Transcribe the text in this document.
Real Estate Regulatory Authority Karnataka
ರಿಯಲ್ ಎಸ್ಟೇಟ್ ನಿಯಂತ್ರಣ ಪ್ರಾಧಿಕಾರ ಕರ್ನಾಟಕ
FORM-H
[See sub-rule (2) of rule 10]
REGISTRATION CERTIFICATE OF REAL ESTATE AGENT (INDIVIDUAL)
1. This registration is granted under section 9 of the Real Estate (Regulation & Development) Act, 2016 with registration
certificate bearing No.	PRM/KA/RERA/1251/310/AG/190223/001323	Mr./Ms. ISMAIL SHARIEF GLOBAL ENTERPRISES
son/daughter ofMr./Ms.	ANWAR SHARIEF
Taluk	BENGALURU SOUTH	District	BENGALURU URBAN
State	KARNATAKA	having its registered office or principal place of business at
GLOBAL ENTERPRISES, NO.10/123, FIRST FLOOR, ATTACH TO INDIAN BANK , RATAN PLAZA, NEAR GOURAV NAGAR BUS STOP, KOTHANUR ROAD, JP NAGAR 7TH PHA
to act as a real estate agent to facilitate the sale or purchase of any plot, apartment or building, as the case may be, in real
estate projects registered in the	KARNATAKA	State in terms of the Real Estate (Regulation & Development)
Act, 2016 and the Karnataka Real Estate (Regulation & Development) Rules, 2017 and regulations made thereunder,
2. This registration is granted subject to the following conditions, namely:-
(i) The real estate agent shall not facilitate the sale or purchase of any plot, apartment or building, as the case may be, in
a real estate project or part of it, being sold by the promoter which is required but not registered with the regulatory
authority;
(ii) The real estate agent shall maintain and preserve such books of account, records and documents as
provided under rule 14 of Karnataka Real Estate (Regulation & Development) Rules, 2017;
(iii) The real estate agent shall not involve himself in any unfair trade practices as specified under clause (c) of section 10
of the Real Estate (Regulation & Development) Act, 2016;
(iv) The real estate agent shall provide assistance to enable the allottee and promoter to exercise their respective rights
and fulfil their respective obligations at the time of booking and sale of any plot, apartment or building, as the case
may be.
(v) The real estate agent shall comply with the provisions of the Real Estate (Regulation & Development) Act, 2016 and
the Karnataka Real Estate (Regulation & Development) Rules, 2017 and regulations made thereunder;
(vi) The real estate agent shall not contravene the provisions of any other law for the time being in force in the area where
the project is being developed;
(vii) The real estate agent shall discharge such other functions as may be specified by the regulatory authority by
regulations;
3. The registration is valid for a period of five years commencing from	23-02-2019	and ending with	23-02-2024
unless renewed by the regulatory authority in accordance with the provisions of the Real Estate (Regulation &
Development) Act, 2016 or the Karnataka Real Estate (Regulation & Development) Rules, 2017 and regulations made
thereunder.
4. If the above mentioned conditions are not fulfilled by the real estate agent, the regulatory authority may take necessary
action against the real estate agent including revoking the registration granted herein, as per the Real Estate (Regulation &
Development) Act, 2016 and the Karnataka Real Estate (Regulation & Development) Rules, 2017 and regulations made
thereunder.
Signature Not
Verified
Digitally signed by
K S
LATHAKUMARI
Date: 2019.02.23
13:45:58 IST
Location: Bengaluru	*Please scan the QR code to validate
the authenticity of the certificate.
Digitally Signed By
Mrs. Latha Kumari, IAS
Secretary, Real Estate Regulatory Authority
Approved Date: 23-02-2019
+++
Requirement –
Locate the word "conditions" in the records and collect each line it appears in.

Written solution –
2. This registration is granted subject to the following conditions, namely:-
4. If the above mentioned conditions are not fulfilled by the real estate agent, the regulatory authority may take necessary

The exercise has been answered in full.